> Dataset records
__________________________________________________

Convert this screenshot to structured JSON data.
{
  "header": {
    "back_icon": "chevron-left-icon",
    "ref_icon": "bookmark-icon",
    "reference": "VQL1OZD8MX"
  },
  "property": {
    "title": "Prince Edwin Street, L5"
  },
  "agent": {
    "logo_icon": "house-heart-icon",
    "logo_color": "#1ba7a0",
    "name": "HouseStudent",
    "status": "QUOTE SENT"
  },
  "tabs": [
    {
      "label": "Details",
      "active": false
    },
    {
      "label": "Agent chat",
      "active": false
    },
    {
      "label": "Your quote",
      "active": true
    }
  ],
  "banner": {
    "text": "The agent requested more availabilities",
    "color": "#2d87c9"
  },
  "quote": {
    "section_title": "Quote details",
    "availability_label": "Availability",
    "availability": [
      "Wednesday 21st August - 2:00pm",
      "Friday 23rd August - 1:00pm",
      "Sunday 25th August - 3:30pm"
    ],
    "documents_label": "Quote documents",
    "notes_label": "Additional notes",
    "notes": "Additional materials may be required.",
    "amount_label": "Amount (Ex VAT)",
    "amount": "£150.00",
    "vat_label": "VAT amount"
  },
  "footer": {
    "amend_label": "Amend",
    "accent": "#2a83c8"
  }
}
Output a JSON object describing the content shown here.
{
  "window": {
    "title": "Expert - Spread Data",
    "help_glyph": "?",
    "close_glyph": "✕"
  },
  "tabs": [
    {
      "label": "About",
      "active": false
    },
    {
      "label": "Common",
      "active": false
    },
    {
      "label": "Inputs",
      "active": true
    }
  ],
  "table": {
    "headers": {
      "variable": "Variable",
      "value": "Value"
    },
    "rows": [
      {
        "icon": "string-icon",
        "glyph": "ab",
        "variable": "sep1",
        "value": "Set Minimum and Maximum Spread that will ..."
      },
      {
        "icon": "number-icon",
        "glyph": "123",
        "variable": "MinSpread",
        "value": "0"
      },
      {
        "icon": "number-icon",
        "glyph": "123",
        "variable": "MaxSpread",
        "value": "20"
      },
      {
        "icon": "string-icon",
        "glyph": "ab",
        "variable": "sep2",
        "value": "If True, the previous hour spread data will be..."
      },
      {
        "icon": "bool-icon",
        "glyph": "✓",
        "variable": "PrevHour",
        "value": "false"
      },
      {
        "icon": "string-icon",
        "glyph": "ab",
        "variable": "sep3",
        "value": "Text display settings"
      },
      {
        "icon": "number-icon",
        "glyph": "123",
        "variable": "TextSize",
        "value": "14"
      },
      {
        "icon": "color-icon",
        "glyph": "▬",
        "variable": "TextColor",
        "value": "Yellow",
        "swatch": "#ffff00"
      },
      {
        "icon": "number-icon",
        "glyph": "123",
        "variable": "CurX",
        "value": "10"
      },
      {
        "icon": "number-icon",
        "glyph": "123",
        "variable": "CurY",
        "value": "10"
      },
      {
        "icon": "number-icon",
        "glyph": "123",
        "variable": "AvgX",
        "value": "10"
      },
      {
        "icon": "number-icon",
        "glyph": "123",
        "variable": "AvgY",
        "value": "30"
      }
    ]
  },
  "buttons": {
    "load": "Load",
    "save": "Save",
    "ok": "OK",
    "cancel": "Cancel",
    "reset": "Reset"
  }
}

__________________________________________________

> Task prompt
Check every line of the data above for the string "August", and copy those that have it.

> Task response
      "Wednesday 21st August - 2:00pm",
      "Friday 23rd August - 1:00pm",
      "Sunday 25th August - 3:30pm"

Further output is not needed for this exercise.